### [Your objective]
Give the data below again, word for word.

======== Data entries ========

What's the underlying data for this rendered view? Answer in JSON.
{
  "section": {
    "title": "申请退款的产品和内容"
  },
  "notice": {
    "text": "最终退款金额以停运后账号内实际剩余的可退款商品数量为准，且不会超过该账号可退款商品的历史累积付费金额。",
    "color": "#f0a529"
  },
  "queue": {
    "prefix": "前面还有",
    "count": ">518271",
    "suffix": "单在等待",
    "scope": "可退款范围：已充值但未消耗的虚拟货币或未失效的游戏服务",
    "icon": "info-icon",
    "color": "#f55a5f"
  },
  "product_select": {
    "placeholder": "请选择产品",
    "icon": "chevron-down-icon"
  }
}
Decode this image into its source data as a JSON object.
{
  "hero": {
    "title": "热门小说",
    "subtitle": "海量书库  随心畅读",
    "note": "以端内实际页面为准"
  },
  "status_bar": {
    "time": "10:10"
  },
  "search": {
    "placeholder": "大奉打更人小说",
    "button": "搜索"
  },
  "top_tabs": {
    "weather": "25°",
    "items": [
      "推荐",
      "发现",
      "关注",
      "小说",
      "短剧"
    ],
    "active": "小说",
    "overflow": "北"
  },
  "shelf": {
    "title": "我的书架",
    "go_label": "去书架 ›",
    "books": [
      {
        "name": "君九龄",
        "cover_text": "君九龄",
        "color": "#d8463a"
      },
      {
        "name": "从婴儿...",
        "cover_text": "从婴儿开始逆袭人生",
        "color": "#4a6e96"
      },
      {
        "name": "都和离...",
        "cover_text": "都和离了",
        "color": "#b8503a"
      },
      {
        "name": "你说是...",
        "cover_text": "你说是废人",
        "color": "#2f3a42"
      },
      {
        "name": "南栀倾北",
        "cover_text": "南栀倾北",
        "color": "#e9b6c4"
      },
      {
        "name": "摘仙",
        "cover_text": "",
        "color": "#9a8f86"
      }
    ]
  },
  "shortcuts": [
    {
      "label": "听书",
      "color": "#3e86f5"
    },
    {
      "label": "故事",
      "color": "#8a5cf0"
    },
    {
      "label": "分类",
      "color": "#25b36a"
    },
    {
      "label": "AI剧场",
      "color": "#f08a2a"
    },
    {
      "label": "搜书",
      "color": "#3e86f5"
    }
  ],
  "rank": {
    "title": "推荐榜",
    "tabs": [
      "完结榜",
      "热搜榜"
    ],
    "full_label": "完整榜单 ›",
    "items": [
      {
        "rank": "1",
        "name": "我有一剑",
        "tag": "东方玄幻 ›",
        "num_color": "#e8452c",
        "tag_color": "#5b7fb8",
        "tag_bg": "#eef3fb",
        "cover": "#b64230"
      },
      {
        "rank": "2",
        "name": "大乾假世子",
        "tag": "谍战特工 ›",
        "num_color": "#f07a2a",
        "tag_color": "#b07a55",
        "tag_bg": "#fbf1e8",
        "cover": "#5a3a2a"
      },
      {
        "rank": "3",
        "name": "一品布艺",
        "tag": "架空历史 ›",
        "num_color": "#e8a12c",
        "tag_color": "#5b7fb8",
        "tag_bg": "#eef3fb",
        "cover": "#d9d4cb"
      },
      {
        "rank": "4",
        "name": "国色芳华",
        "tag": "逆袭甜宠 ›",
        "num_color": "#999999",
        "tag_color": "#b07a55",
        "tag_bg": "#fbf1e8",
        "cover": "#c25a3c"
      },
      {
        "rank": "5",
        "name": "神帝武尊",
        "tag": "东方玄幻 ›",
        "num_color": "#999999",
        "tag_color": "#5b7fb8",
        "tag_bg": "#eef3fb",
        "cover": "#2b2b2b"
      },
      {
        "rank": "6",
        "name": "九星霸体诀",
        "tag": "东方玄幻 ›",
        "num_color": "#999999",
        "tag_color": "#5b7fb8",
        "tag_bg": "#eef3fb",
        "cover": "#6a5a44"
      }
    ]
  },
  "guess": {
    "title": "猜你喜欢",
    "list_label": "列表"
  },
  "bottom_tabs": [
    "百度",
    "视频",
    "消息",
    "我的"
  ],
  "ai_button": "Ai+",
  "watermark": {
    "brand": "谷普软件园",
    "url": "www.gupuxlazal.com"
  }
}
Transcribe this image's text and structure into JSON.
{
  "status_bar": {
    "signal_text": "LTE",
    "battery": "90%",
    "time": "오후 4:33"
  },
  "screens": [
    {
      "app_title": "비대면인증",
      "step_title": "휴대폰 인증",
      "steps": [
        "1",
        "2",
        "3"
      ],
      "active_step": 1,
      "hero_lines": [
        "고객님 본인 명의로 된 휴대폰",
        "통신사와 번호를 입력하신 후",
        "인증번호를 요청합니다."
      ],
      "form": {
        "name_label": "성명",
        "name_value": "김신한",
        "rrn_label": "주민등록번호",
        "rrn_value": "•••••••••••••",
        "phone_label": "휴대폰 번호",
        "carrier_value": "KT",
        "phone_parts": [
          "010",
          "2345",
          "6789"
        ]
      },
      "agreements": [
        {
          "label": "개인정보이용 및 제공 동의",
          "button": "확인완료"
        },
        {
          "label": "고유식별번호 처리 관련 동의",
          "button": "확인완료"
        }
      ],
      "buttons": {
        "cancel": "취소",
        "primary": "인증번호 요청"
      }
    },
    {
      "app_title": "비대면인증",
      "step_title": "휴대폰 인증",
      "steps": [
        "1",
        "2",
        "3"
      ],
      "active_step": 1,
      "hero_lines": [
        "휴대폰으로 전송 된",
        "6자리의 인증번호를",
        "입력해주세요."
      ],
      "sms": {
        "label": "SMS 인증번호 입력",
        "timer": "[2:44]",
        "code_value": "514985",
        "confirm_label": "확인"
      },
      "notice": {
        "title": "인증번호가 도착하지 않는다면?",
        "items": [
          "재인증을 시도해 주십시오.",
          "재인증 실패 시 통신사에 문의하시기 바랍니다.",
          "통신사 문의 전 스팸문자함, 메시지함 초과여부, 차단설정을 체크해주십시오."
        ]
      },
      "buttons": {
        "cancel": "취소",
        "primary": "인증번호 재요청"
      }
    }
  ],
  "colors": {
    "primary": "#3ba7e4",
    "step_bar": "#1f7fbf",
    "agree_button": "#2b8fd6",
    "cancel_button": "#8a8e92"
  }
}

========

### [Finished answer]
What's the underlying data for this rendered view? Answer in JSON.
{
  "section": {
    "title": "申请退款的产品和内容"
  },
  "notice": {
    "text": "最终退款金额以停运后账号内实际剩余的可退款商品数量为准，且不会超过该账号可退款商品的历史累积付费金额。",
    "color": "#f0a529"
  },
  "queue": {
    "prefix": "前面还有",
    "count": ">518271",
    "suffix": "单在等待",
    "scope": "可退款范围：已充值但未消耗的虚拟货币或未失效的游戏服务",
    "icon": "info-icon",
    "color": "#f55a5f"
  },
  "product_select": {
    "placeholder": "请选择产品",
    "icon": "chevron-down-icon"
  }
}
Decode this image into its source data as a JSON object.
{
  "hero": {
    "title": "热门小说",
    "subtitle": "海量书库  随心畅读",
    "note": "以端内实际页面为准"
  },
  "status_bar": {
    "time": "10:10"
  },
  "search": {
    "placeholder": "大奉打更人小说",
    "button": "搜索"
  },
  "top_tabs": {
    "weather": "25°",
    "items": [
      "推荐",
      "发现",
      "关注",
      "小说",
      "短剧"
    ],
    "active": "小说",
    "overflow": "北"
  },
  "shelf": {
    "title": "我的书架",
    "go_label": "去书架 ›",
    "books": [
      {
        "name": "君九龄",
        "cover_text": "君九龄",
        "color": "#d8463a"
      },
      {
        "name": "从婴儿...",
        "cover_text": "从婴儿开始逆袭人生",
        "color": "#4a6e96"
      },
      {
        "name": "都和离...",
        "cover_text": "都和离了",
        "color": "#b8503a"
      },
      {
        "name": "你说是...",
        "cover_text": "你说是废人",
        "color": "#2f3a42"
      },
      {
        "name": "南栀倾北",
        "cover_text": "南栀倾北",
        "color": "#e9b6c4"
      },
      {
        "name": "摘仙",
        "cover_text": "",
        "color": "#9a8f86"
      }
    ]
  },
  "shortcuts": [
    {
      "label": "听书",
      "color": "#3e86f5"
    },
    {
      "label": "故事",
      "color": "#8a5cf0"
    },
    {
      "label": "分类",
      "color": "#25b36a"
    },
    {
      "label": "AI剧场",
      "color": "#f08a2a"
    },
    {
      "label": "搜书",
      "color": "#3e86f5"
    }
  ],
  "rank": {
    "title": "推荐榜",
    "tabs": [
      "完结榜",
      "热搜榜"
    ],
    "full_label": "完整榜单 ›",
    "items": [
      {
        "rank": "1",
        "name": "我有一剑",
        "tag": "东方玄幻 ›",
        "num_color": "#e8452c",
        "tag_color": "#5b7fb8",
        "tag_bg": "#eef3fb",
        "cover": "#b64230"
      },
      {
        "rank": "2",
        "name": "大乾假世子",
        "tag": "谍战特工 ›",
        "num_color": "#f07a2a",
        "tag_color": "#b07a55",
        "tag_bg": "#fbf1e8",
        "cover": "#5a3a2a"
      },
      {
        "rank": "3",
        "name": "一品布艺",
        "tag": "架空历史 ›",
        "num_color": "#e8a12c",
        "tag_color": "#5b7fb8",
        "tag_bg": "#eef3fb",
        "cover": "#d9d4cb"
      },
      {
        "rank": "4",
        "name": "国色芳华",
        "tag": "逆袭甜宠 ›",
        "num_color": "#999999",
        "tag_color": "#b07a55",
        "tag_bg": "#fbf1e8",
        "cover": "#c25a3c"
      },
      {
        "rank": "5",
        "name": "神帝武尊",
        "tag": "东方玄幻 ›",
        "num_color": "#999999",
        "tag_color": "#5b7fb8",
        "tag_bg": "#eef3fb",
        "cover": "#2b2b2b"
      },
      {
        "rank": "6",
        "name": "九星霸体诀",
        "tag": "东方玄幻 ›",
        "num_color": "#999999",
        "tag_color": "#5b7fb8",
        "tag_bg": "#eef3fb",
        "cover": "#6a5a44"
      }
    ]
  },
  "guess": {
    "title": "猜你喜欢",
    "list_label": "列表"
  },
  "bottom_tabs": [
    "百度",
    "视频",
    "消息",
    "我的"
  ],
  "ai_button": "Ai+",
  "watermark": {
    "brand": "谷普软件园",
    "url": "www.gupuxlazal.com"
  }
}
Transcribe this image's text and structure into JSON.
{
  "status_bar": {
    "signal_text": "LTE",
    "battery": "90%",
    "time": "오후 4:33"
  },
  "screens": [
    {
      "app_title": "비대면인증",
      "step_title": "휴대폰 인증",
      "steps": [
        "1",
        "2",
        "3"
      ],
      "active_step": 1,
      "hero_lines": [
        "고객님 본인 명의로 된 휴대폰",
        "통신사와 번호를 입력하신 후",
        "인증번호를 요청합니다."
      ],
      "form": {
        "name_label": "성명",
        "name_value": "김신한",
        "rrn_label": "주민등록번호",
        "rrn_value": "•••••••••••••",
        "phone_label": "휴대폰 번호",
        "carrier_value": "KT",
        "phone_parts": [
          "010",
          "2345",
          "6789"
        ]
      },
      "agreements": [
        {
          "label": "개인정보이용 및 제공 동의",
          "button": "확인완료"
        },
        {
          "label": "고유식별번호 처리 관련 동의",
          "button": "확인완료"
        }
      ],
      "buttons": {
        "cancel": "취소",
        "primary": "인증번호 요청"
      }
    },
    {
      "app_title": "비대면인증",
      "step_title": "휴대폰 인증",
      "steps": [
        "1",
        "2",
        "3"
      ],
      "active_step": 1,
      "hero_lines": [
        "휴대폰으로 전송 된",
        "6자리의 인증번호를",
        "입력해주세요."
      ],
      "sms": {
        "label": "SMS 인증번호 입력",
        "timer": "[2:44]",
        "code_value": "514985",
        "confirm_label": "확인"
      },
      "notice": {
        "title": "인증번호가 도착하지 않는다면?",
        "items": [
          "재인증을 시도해 주십시오.",
          "재인증 실패 시 통신사에 문의하시기 바랍니다.",
          "통신사 문의 전 스팸문자함, 메시지함 초과여부, 차단설정을 체크해주십시오."
        ]
      },
      "buttons": {
        "cancel": "취소",
        "primary": "인증번호 재요청"
      }
    }
  ],
  "colors": {
    "primary": "#3ba7e4",
    "step_bar": "#1f7fbf",
    "agree_button": "#2b8fd6",
    "cancel_button": "#8a8e92"
  }
}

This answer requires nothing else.